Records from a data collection
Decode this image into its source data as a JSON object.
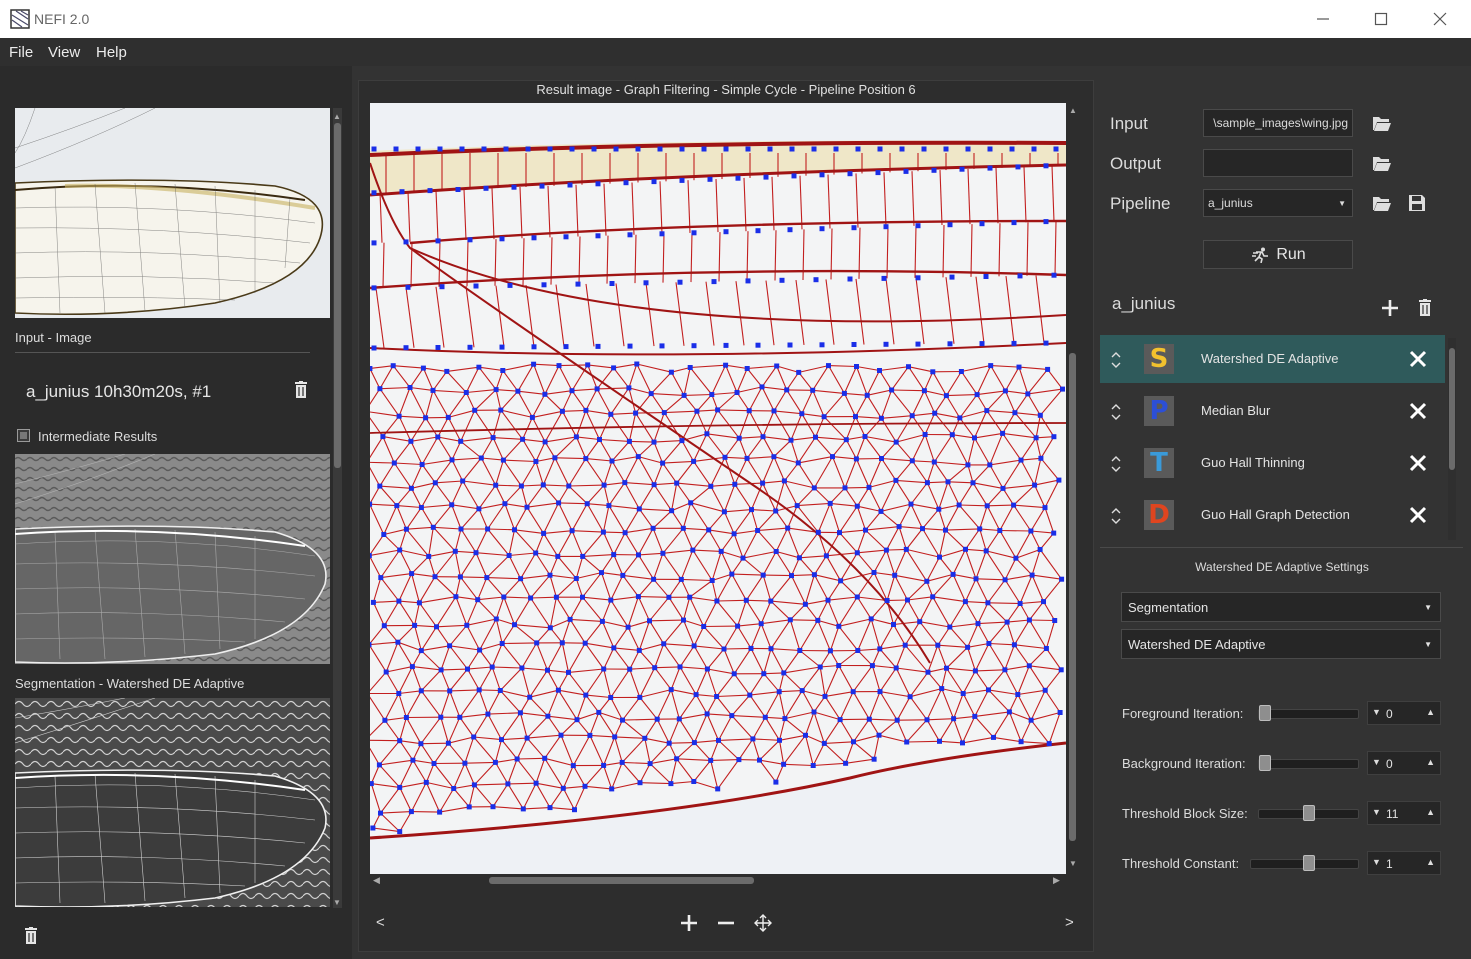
{
  "window": {
    "title": "NEFI 2.0"
  },
  "menu": [
    "File",
    "View",
    "Help"
  ],
  "left": {
    "input_label": "Input - Image",
    "run_name": "a_junius 10h30m20s, #1",
    "intermediate_label": "Intermediate Results",
    "intermediate_checked": false,
    "segmentation_label": "Segmentation - Watershed DE Adaptive"
  },
  "center": {
    "title": "Result image - Graph Filtering - Simple Cycle - Pipeline Position 6",
    "prev": "<",
    "next": ">"
  },
  "io": {
    "input_label": "Input",
    "input_value": "\\sample_images\\wing.jpg",
    "output_label": "Output",
    "output_value": "",
    "pipeline_label": "Pipeline",
    "pipeline_value": "a_junius",
    "run_label": "Run"
  },
  "pipeline": {
    "name": "a_junius",
    "steps": [
      {
        "letter": "S",
        "name": "Watershed DE Adaptive",
        "color": "#f2c12e",
        "selected": true
      },
      {
        "letter": "P",
        "name": "Median Blur",
        "color": "#2c4fd6",
        "selected": false
      },
      {
        "letter": "T",
        "name": "Guo Hall Thinning",
        "color": "#3a9ad9",
        "selected": false
      },
      {
        "letter": "D",
        "name": "Guo Hall Graph Detection",
        "color": "#e0451f",
        "selected": false
      }
    ]
  },
  "settings": {
    "title": "Watershed DE Adaptive Settings",
    "category": "Segmentation",
    "algorithm": "Watershed DE Adaptive",
    "params": [
      {
        "label": "Foreground Iteration:",
        "value": "0",
        "level": 0.0
      },
      {
        "label": "Background Iteration:",
        "value": "0",
        "level": 0.0
      },
      {
        "label": "Threshold Block Size:",
        "value": "11",
        "level": 0.5
      },
      {
        "label": "Threshold Constant:",
        "value": "1",
        "level": 0.55
      }
    ]
  },
  "colors": {
    "selected_row": "#2f5a5b",
    "accent_red": "#c21f1f",
    "node_blue": "#1a2ee8"
  }
}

◆ **DESCRIPTION OF THE TASK**
Pick out all lines containing the string "Watershed".

◆ **RESPONSE TO THIS EXERCISE**
    "segmentation_label": "Segmentation - Watershed DE Adaptive"
        "name": "Watershed DE Adaptive",
    "title": "Watershed DE Adaptive Settings",
    "algorithm": "Watershed DE Adaptive",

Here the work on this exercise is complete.